◆ GOAL
Below is a listing; copy all of it exactly.

+++

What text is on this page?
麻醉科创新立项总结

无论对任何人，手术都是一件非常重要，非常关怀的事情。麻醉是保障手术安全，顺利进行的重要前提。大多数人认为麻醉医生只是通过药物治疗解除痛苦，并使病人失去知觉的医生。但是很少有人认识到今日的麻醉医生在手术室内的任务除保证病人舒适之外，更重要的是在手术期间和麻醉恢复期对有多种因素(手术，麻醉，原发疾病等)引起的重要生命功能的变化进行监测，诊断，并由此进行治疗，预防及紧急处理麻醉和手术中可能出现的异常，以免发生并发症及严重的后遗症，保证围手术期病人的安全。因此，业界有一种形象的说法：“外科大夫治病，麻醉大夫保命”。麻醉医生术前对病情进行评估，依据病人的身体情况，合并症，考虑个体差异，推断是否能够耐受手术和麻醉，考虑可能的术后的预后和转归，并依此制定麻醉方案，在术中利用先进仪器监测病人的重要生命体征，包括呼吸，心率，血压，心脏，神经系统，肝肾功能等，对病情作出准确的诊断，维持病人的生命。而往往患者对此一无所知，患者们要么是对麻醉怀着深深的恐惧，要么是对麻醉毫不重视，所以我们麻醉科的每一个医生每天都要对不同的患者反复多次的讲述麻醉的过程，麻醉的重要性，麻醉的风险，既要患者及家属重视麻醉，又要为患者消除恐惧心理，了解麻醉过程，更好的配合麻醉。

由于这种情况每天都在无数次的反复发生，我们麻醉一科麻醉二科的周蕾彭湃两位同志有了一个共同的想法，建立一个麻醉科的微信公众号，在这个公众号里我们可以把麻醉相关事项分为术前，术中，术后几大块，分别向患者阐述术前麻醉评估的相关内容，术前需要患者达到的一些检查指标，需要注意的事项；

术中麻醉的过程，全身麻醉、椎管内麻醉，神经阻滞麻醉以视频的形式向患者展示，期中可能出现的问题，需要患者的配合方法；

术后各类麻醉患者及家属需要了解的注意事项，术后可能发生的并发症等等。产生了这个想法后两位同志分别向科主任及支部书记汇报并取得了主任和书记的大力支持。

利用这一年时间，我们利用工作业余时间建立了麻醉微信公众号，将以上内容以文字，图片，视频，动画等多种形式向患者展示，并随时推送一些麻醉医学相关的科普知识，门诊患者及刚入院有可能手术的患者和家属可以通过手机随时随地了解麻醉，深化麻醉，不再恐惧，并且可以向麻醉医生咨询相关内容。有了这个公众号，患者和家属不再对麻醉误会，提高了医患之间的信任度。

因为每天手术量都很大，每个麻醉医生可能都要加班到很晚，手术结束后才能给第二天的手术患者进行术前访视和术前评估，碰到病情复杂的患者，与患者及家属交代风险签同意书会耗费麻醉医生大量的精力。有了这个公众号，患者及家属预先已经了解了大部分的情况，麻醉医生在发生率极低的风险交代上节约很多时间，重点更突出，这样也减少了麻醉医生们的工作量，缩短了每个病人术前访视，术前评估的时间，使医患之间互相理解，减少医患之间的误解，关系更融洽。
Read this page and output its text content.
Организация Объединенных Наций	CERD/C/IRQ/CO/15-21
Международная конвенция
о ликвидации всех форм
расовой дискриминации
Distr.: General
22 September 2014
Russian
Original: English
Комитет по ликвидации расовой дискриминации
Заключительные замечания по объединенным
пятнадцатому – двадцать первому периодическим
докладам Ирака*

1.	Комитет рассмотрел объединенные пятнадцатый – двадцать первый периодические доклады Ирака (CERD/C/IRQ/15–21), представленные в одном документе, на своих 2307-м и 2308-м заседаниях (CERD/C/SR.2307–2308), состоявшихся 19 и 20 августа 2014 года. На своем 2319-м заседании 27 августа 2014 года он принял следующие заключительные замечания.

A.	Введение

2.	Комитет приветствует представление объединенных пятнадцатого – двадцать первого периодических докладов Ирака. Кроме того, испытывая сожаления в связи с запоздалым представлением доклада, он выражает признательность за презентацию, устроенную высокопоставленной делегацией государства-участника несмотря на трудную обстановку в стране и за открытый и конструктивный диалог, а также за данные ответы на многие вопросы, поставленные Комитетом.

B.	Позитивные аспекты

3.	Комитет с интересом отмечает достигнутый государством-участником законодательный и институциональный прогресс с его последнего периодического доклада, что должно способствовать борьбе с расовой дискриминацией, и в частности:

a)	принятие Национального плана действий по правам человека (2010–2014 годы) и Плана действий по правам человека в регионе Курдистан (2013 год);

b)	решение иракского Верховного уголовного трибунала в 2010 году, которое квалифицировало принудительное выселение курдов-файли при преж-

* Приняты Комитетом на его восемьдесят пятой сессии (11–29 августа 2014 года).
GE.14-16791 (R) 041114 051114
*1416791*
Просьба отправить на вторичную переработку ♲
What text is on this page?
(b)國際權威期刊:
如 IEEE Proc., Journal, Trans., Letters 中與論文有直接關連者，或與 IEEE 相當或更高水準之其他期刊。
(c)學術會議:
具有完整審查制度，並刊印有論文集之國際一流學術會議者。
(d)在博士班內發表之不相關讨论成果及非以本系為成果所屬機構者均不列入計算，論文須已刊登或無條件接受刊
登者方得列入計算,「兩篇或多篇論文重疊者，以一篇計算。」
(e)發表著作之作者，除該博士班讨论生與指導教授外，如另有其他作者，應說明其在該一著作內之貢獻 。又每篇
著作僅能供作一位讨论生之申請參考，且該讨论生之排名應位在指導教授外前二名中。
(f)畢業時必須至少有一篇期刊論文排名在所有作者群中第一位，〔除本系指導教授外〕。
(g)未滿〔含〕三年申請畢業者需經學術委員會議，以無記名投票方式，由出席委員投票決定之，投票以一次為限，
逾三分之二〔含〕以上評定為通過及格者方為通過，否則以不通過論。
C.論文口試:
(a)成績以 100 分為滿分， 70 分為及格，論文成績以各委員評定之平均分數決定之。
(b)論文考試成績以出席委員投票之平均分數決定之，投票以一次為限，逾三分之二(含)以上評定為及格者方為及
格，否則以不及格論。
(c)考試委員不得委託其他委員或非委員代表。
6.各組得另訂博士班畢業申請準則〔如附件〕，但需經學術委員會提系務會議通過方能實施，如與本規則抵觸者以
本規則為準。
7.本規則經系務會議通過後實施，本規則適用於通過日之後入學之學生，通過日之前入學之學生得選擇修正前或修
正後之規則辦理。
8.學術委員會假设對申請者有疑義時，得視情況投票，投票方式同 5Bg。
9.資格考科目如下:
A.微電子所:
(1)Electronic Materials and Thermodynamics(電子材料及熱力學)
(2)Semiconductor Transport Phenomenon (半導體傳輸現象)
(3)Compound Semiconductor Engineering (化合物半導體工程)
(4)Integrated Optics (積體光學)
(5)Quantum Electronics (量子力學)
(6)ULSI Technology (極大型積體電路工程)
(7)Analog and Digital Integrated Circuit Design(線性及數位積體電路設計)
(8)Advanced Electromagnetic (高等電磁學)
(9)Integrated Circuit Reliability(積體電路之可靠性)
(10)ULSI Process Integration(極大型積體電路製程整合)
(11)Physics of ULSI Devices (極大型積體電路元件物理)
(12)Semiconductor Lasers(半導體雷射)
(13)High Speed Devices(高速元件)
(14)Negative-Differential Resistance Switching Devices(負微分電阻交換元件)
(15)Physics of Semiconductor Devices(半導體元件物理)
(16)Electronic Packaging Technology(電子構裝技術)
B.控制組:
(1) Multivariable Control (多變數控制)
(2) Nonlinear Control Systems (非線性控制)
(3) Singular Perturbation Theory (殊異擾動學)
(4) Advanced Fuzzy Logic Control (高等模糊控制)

+++

◆ THE REPLY
What text is on this page?
麻醉科创新立项总结

无论对任何人，手术都是一件非常重要，非常关怀的事情。麻醉是保障手术安全，顺利进行的重要前提。大多数人认为麻醉医生只是通过药物治疗解除痛苦，并使病人失去知觉的医生。但是很少有人认识到今日的麻醉医生在手术室内的任务除保证病人舒适之外，更重要的是在手术期间和麻醉恢复期对有多种因素(手术，麻醉，原发疾病等)引起的重要生命功能的变化进行监测，诊断，并由此进行治疗，预防及紧急处理麻醉和手术中可能出现的异常，以免发生并发症及严重的后遗症，保证围手术期病人的安全。因此，业界有一种形象的说法：“外科大夫治病，麻醉大夫保命”。麻醉医生术前对病情进行评估，依据病人的身体情况，合并症，考虑个体差异，推断是否能够耐受手术和麻醉，考虑可能的术后的预后和转归，并依此制定麻醉方案，在术中利用先进仪器监测病人的重要生命体征，包括呼吸，心率，血压，心脏，神经系统，肝肾功能等，对病情作出准确的诊断，维持病人的生命。而往往患者对此一无所知，患者们要么是对麻醉怀着深深的恐惧，要么是对麻醉毫不重视，所以我们麻醉科的每一个医生每天都要对不同的患者反复多次的讲述麻醉的过程，麻醉的重要性，麻醉的风险，既要患者及家属重视麻醉，又要为患者消除恐惧心理，了解麻醉过程，更好的配合麻醉。

由于这种情况每天都在无数次的反复发生，我们麻醉一科麻醉二科的周蕾彭湃两位同志有了一个共同的想法，建立一个麻醉科的微信公众号，在这个公众号里我们可以把麻醉相关事项分为术前，术中，术后几大块，分别向患者阐述术前麻醉评估的相关内容，术前需要患者达到的一些检查指标，需要注意的事项；

术中麻醉的过程，全身麻醉、椎管内麻醉，神经阻滞麻醉以视频的形式向患者展示，期中可能出现的问题，需要患者的配合方法；

术后各类麻醉患者及家属需要了解的注意事项，术后可能发生的并发症等等。产生了这个想法后两位同志分别向科主任及支部书记汇报并取得了主任和书记的大力支持。

利用这一年时间，我们利用工作业余时间建立了麻醉微信公众号，将以上内容以文字，图片，视频，动画等多种形式向患者展示，并随时推送一些麻醉医学相关的科普知识，门诊患者及刚入院有可能手术的患者和家属可以通过手机随时随地了解麻醉，深化麻醉，不再恐惧，并且可以向麻醉医生咨询相关内容。有了这个公众号，患者和家属不再对麻醉误会，提高了医患之间的信任度。

因为每天手术量都很大，每个麻醉医生可能都要加班到很晚，手术结束后才能给第二天的手术患者进行术前访视和术前评估，碰到病情复杂的患者，与患者及家属交代风险签同意书会耗费麻醉医生大量的精力。有了这个公众号，患者及家属预先已经了解了大部分的情况，麻醉医生在发生率极低的风险交代上节约很多时间，重点更突出，这样也减少了麻醉医生们的工作量，缩短了每个病人术前访视，术前评估的时间，使医患之间互相理解，减少医患之间的误解，关系更融洽。
Read this page and output its text content.
Организация Объединенных Наций	CERD/C/IRQ/CO/15-21
Международная конвенция
о ликвидации всех форм
расовой дискриминации
Distr.: General
22 September 2014
Russian
Original: English
Комитет по ликвидации расовой дискриминации
Заключительные замечания по объединенным
пятнадцатому – двадцать первому периодическим
докладам Ирака*

1.	Комитет рассмотрел объединенные пятнадцатый – двадцать первый периодические доклады Ирака (CERD/C/IRQ/15–21), представленные в одном документе, на своих 2307-м и 2308-м заседаниях (CERD/C/SR.2307–2308), состоявшихся 19 и 20 августа 2014 года. На своем 2319-м заседании 27 августа 2014 года он принял следующие заключительные замечания.

A.	Введение

2.	Комитет приветствует представление объединенных пятнадцатого – двадцать первого периодических докладов Ирака. Кроме того, испытывая сожаления в связи с запоздалым представлением доклада, он выражает признательность за презентацию, устроенную высокопоставленной делегацией государства-участника несмотря на трудную обстановку в стране и за открытый и конструктивный диалог, а также за данные ответы на многие вопросы, поставленные Комитетом.

B.	Позитивные аспекты

3.	Комитет с интересом отмечает достигнутый государством-участником законодательный и институциональный прогресс с его последнего периодического доклада, что должно способствовать борьбе с расовой дискриминацией, и в частности:

a)	принятие Национального плана действий по правам человека (2010–2014 годы) и Плана действий по правам человека в регионе Курдистан (2013 год);

b)	решение иракского Верховного уголовного трибунала в 2010 году, которое квалифицировало принудительное выселение курдов-файли при преж-

* Приняты Комитетом на его восемьдесят пятой сессии (11–29 августа 2014 года).
GE.14-16791 (R) 041114 051114
*1416791*
Просьба отправить на вторичную переработку ♲
What text is on this page?
(b)國際權威期刊:
如 IEEE Proc., Journal, Trans., Letters 中與論文有直接關連者，或與 IEEE 相當或更高水準之其他期刊。
(c)學術會議:
具有完整審查制度，並刊印有論文集之國際一流學術會議者。
(d)在博士班內發表之不相關讨论成果及非以本系為成果所屬機構者均不列入計算，論文須已刊登或無條件接受刊
登者方得列入計算,「兩篇或多篇論文重疊者，以一篇計算。」
(e)發表著作之作者，除該博士班讨论生與指導教授外，如另有其他作者，應說明其在該一著作內之貢獻 。又每篇
著作僅能供作一位讨论生之申請參考，且該讨论生之排名應位在指導教授外前二名中。
(f)畢業時必須至少有一篇期刊論文排名在所有作者群中第一位，〔除本系指導教授外〕。
(g)未滿〔含〕三年申請畢業者需經學術委員會議，以無記名投票方式，由出席委員投票決定之，投票以一次為限，
逾三分之二〔含〕以上評定為通過及格者方為通過，否則以不通過論。
C.論文口試:
(a)成績以 100 分為滿分， 70 分為及格，論文成績以各委員評定之平均分數決定之。
(b)論文考試成績以出席委員投票之平均分數決定之，投票以一次為限，逾三分之二(含)以上評定為及格者方為及
格，否則以不及格論。
(c)考試委員不得委託其他委員或非委員代表。
6.各組得另訂博士班畢業申請準則〔如附件〕，但需經學術委員會提系務會議通過方能實施，如與本規則抵觸者以
本規則為準。
7.本規則經系務會議通過後實施，本規則適用於通過日之後入學之學生，通過日之前入學之學生得選擇修正前或修
正後之規則辦理。
8.學術委員會假设對申請者有疑義時，得視情況投票，投票方式同 5Bg。
9.資格考科目如下:
A.微電子所:
(1)Electronic Materials and Thermodynamics(電子材料及熱力學)
(2)Semiconductor Transport Phenomenon (半導體傳輸現象)
(3)Compound Semiconductor Engineering (化合物半導體工程)
(4)Integrated Optics (積體光學)
(5)Quantum Electronics (量子力學)
(6)ULSI Technology (極大型積體電路工程)
(7)Analog and Digital Integrated Circuit Design(線性及數位積體電路設計)
(8)Advanced Electromagnetic (高等電磁學)
(9)Integrated Circuit Reliability(積體電路之可靠性)
(10)ULSI Process Integration(極大型積體電路製程整合)
(11)Physics of ULSI Devices (極大型積體電路元件物理)
(12)Semiconductor Lasers(半導體雷射)
(13)High Speed Devices(高速元件)
(14)Negative-Differential Resistance Switching Devices(負微分電阻交換元件)
(15)Physics of Semiconductor Devices(半導體元件物理)
(16)Electronic Packaging Technology(電子構裝技術)
B.控制組:
(1) Multivariable Control (多變數控制)
(2) Nonlinear Control Systems (非線性控制)
(3) Singular Perturbation Theory (殊異擾動學)
(4) Advanced Fuzzy Logic Control (高等模糊控制)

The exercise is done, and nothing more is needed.